_EXERCISE AIM_: Write out each entry again. Keep every word exactly as it is.

## START DATA RECORDS

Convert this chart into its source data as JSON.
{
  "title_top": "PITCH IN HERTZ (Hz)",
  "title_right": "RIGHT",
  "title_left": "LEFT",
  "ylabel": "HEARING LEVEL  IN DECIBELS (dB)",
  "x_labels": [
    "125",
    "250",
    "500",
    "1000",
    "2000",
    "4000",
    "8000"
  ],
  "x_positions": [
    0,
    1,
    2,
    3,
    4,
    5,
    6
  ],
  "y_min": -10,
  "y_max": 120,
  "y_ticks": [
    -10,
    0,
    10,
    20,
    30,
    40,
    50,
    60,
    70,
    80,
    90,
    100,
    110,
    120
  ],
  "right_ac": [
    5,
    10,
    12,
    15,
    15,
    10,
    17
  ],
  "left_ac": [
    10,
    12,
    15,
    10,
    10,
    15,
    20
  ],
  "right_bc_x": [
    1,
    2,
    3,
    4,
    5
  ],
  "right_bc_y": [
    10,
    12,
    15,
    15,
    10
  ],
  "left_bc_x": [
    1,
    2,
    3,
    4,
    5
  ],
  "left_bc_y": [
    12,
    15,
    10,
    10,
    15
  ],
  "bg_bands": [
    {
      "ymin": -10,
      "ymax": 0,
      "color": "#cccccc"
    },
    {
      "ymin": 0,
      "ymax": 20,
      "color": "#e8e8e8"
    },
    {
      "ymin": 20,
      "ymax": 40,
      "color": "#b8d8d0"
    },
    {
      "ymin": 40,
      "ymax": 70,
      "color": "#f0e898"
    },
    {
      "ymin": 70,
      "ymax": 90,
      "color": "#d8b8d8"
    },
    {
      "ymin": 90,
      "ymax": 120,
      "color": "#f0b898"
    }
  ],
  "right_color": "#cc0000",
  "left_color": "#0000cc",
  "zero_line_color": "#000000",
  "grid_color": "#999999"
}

## END DATA RECORDS

_EXERCISE OUTPUT_:
Convert this chart into its source data as JSON.
{
  "title_top": "PITCH IN HERTZ (Hz)",
  "title_right": "RIGHT",
  "title_left": "LEFT",
  "ylabel": "HEARING LEVEL  IN DECIBELS (dB)",
  "x_labels": [
    "125",
    "250",
    "500",
    "1000",
    "2000",
    "4000",
    "8000"
  ],
  "x_positions": [
    0,
    1,
    2,
    3,
    4,
    5,
    6
  ],
  "y_min": -10,
  "y_max": 120,
  "y_ticks": [
    -10,
    0,
    10,
    20,
    30,
    40,
    50,
    60,
    70,
    80,
    90,
    100,
    110,
    120
  ],
  "right_ac": [
    5,
    10,
    12,
    15,
    15,
    10,
    17
  ],
  "left_ac": [
    10,
    12,
    15,
    10,
    10,
    15,
    20
  ],
  "right_bc_x": [
    1,
    2,
    3,
    4,
    5
  ],
  "right_bc_y": [
    10,
    12,
    15,
    15,
    10
  ],
  "left_bc_x": [
    1,
    2,
    3,
    4,
    5
  ],
  "left_bc_y": [
    12,
    15,
    10,
    10,
    15
  ],
  "bg_bands": [
    {
      "ymin": -10,
      "ymax": 0,
      "color": "#cccccc"
    },
    {
      "ymin": 0,
      "ymax": 20,
      "color": "#e8e8e8"
    },
    {
      "ymin": 20,
      "ymax": 40,
      "color": "#b8d8d0"
    },
    {
      "ymin": 40,
      "ymax": 70,
      "color": "#f0e898"
    },
    {
      "ymin": 70,
      "ymax": 90,
      "color": "#d8b8d8"
    },
    {
      "ymin": 90,
      "ymax": 120,
      "color": "#f0b898"
    }
  ],
  "right_color": "#cc0000",
  "left_color": "#0000cc",
  "zero_line_color": "#000000",
  "grid_color": "#999999"
}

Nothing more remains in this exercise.